> **Records supplied**

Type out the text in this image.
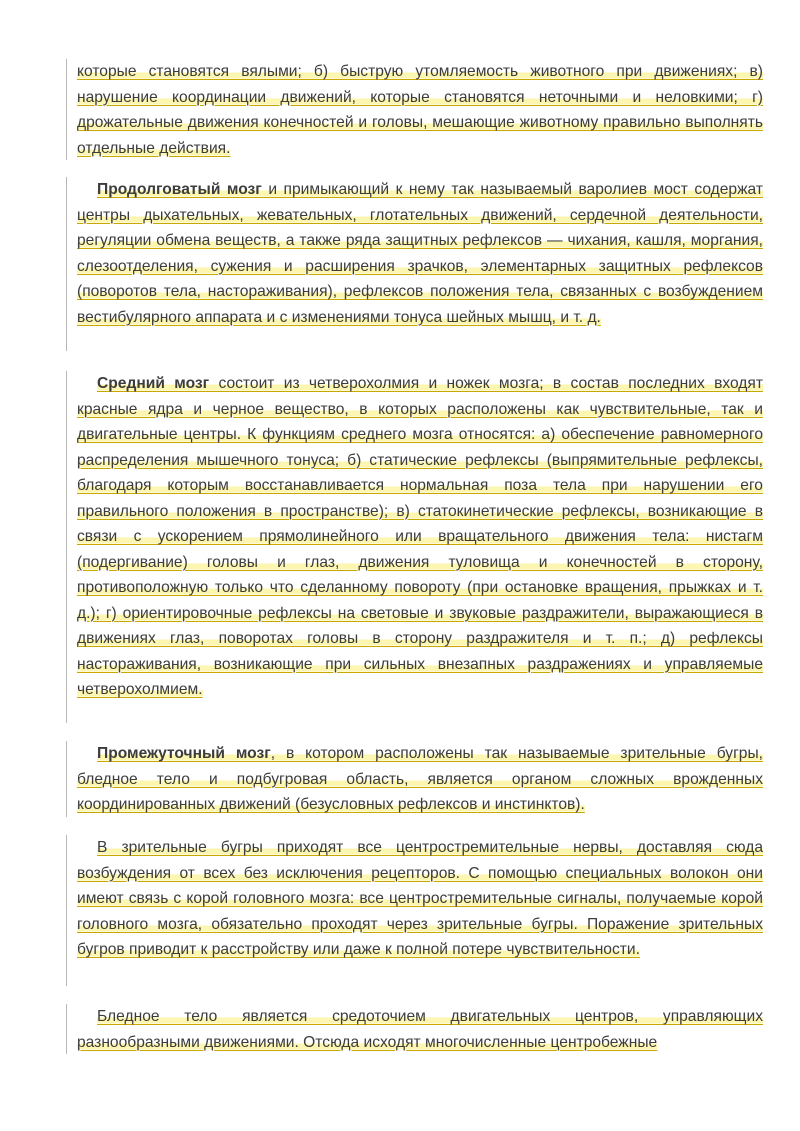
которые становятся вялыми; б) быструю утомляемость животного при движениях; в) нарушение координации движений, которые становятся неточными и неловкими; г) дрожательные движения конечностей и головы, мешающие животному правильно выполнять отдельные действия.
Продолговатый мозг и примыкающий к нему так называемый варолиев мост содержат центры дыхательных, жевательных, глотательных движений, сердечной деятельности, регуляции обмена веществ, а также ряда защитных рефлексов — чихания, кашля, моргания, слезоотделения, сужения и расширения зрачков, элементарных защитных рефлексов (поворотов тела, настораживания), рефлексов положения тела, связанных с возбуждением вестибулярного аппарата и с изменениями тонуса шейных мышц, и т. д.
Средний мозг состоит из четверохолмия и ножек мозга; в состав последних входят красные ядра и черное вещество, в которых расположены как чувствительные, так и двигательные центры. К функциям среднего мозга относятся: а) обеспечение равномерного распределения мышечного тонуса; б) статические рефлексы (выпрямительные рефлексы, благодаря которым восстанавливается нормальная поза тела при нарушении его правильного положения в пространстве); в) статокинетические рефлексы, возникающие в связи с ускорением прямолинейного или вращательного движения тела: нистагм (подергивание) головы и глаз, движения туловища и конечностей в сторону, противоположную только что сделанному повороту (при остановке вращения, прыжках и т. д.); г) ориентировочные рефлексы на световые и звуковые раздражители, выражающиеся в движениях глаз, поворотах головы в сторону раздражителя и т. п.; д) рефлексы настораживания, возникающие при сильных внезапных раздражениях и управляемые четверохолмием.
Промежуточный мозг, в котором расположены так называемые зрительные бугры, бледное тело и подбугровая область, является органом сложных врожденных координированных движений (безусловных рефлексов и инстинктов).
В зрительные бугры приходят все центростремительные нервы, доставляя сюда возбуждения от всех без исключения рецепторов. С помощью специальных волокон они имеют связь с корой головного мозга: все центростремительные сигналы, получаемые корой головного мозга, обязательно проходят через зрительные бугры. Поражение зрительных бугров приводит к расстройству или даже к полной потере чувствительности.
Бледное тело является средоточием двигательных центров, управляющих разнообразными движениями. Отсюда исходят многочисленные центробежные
...
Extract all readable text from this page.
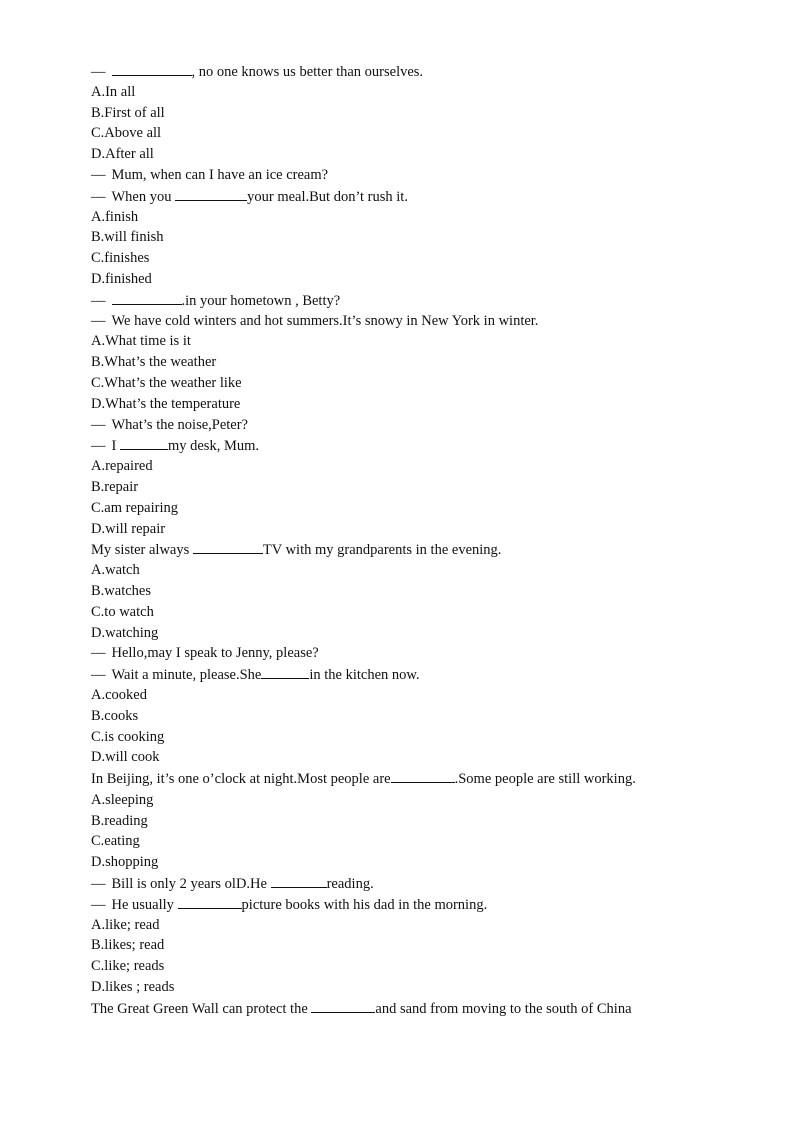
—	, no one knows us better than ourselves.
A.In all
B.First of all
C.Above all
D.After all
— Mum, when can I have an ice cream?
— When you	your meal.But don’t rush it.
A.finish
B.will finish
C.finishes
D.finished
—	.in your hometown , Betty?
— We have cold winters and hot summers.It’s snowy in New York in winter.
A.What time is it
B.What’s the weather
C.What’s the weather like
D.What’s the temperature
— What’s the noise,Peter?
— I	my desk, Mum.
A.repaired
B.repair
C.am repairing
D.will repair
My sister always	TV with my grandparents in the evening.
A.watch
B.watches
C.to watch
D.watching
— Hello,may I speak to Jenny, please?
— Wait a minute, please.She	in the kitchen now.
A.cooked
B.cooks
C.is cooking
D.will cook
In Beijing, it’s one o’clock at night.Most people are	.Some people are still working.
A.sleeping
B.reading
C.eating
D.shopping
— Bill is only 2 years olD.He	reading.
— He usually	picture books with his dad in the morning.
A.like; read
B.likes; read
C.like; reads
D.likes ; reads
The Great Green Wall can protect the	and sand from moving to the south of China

> **Set problem**
Extract, from the listing above, every line where the string "тело" occurs.

> **Result of the task**
Промежуточный мозг, в котором расположены так называемые зрительные бугры, бледное тело и подбугровая область, является органом сложных врожденных координированных движений (безусловных рефлексов и инстинктов).
Бледное тело является средоточием двигательных центров, управляющих разнообразными движениями. Отсюда исходят многочисленные центробежные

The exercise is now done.